START DATA SUPPLIED

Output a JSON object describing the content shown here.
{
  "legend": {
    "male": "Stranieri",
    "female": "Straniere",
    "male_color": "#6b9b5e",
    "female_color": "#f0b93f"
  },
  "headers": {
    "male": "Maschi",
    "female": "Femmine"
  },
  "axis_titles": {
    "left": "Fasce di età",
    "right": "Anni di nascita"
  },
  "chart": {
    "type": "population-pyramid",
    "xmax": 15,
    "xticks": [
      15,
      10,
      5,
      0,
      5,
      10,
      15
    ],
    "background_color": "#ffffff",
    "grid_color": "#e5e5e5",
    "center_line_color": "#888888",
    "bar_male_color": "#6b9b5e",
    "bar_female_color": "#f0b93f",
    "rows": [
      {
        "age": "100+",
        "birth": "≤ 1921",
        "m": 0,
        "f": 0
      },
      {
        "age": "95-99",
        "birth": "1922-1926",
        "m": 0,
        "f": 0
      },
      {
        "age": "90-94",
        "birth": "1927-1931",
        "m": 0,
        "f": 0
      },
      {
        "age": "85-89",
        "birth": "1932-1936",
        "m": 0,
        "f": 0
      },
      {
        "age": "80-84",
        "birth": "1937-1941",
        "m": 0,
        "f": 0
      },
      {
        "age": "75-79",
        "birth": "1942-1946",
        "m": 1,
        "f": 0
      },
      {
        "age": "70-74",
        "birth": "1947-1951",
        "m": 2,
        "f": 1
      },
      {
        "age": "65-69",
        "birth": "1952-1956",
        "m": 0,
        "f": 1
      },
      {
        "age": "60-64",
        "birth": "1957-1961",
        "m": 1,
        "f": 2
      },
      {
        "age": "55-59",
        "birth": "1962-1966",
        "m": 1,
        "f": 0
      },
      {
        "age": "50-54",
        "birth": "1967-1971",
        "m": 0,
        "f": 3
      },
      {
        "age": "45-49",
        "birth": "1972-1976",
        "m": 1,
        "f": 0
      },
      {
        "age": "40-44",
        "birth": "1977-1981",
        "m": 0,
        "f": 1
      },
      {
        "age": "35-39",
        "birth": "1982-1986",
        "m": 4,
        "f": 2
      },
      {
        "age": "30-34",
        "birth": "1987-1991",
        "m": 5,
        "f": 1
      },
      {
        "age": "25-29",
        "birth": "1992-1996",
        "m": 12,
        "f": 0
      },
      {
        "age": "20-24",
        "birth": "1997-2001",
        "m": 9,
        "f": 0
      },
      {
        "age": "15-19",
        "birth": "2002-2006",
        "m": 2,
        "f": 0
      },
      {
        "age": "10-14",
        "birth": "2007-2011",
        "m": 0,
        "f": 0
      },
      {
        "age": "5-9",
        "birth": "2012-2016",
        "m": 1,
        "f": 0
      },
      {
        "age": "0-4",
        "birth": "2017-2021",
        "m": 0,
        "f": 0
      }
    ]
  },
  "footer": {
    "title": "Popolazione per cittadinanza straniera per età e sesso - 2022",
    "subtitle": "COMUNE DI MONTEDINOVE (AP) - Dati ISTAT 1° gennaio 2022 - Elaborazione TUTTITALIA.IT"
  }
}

END DATA SUPPLIED

GIVEN TASK
Write out every entry verbatim.

RESPONSE TO THE TASK
Output a JSON object describing the content shown here.
{
  "legend": {
    "male": "Stranieri",
    "female": "Straniere",
    "male_color": "#6b9b5e",
    "female_color": "#f0b93f"
  },
  "headers": {
    "male": "Maschi",
    "female": "Femmine"
  },
  "axis_titles": {
    "left": "Fasce di età",
    "right": "Anni di nascita"
  },
  "chart": {
    "type": "population-pyramid",
    "xmax": 15,
    "xticks": [
      15,
      10,
      5,
      0,
      5,
      10,
      15
    ],
    "background_color": "#ffffff",
    "grid_color": "#e5e5e5",
    "center_line_color": "#888888",
    "bar_male_color": "#6b9b5e",
    "bar_female_color": "#f0b93f",
    "rows": [
      {
        "age": "100+",
        "birth": "≤ 1921",
        "m": 0,
        "f": 0
      },
      {
        "age": "95-99",
        "birth": "1922-1926",
        "m": 0,
        "f": 0
      },
      {
        "age": "90-94",
        "birth": "1927-1931",
        "m": 0,
        "f": 0
      },
      {
        "age": "85-89",
        "birth": "1932-1936",
        "m": 0,
        "f": 0
      },
      {
        "age": "80-84",
        "birth": "1937-1941",
        "m": 0,
        "f": 0
      },
      {
        "age": "75-79",
        "birth": "1942-1946",
        "m": 1,
        "f": 0
      },
      {
        "age": "70-74",
        "birth": "1947-1951",
        "m": 2,
        "f": 1
      },
      {
        "age": "65-69",
        "birth": "1952-1956",
        "m": 0,
        "f": 1
      },
      {
        "age": "60-64",
        "birth": "1957-1961",
        "m": 1,
        "f": 2
      },
      {
        "age": "55-59",
        "birth": "1962-1966",
        "m": 1,
        "f": 0
      },
      {
        "age": "50-54",
        "birth": "1967-1971",
        "m": 0,
        "f": 3
      },
      {
        "age": "45-49",
        "birth": "1972-1976",
        "m": 1,
        "f": 0
      },
      {
        "age": "40-44",
        "birth": "1977-1981",
        "m": 0,
        "f": 1
      },
      {
        "age": "35-39",
        "birth": "1982-1986",
        "m": 4,
        "f": 2
      },
      {
        "age": "30-34",
        "birth": "1987-1991",
        "m": 5,
        "f": 1
      },
      {
        "age": "25-29",
        "birth": "1992-1996",
        "m": 12,
        "f": 0
      },
      {
        "age": "20-24",
        "birth": "1997-2001",
        "m": 9,
        "f": 0
      },
      {
        "age": "15-19",
        "birth": "2002-2006",
        "m": 2,
        "f": 0
      },
      {
        "age": "10-14",
        "birth": "2007-2011",
        "m": 0,
        "f": 0
      },
      {
        "age": "5-9",
        "birth": "2012-2016",
        "m": 1,
        "f": 0
      },
      {
        "age": "0-4",
        "birth": "2017-2021",
        "m": 0,
        "f": 0
      }
    ]
  },
  "footer": {
    "title": "Popolazione per cittadinanza straniera per età e sesso - 2022",
    "subtitle": "COMUNE DI MONTEDINOVE (AP) - Dati ISTAT 1° gennaio 2022 - Elaborazione TUTTITALIA.IT"
  }
}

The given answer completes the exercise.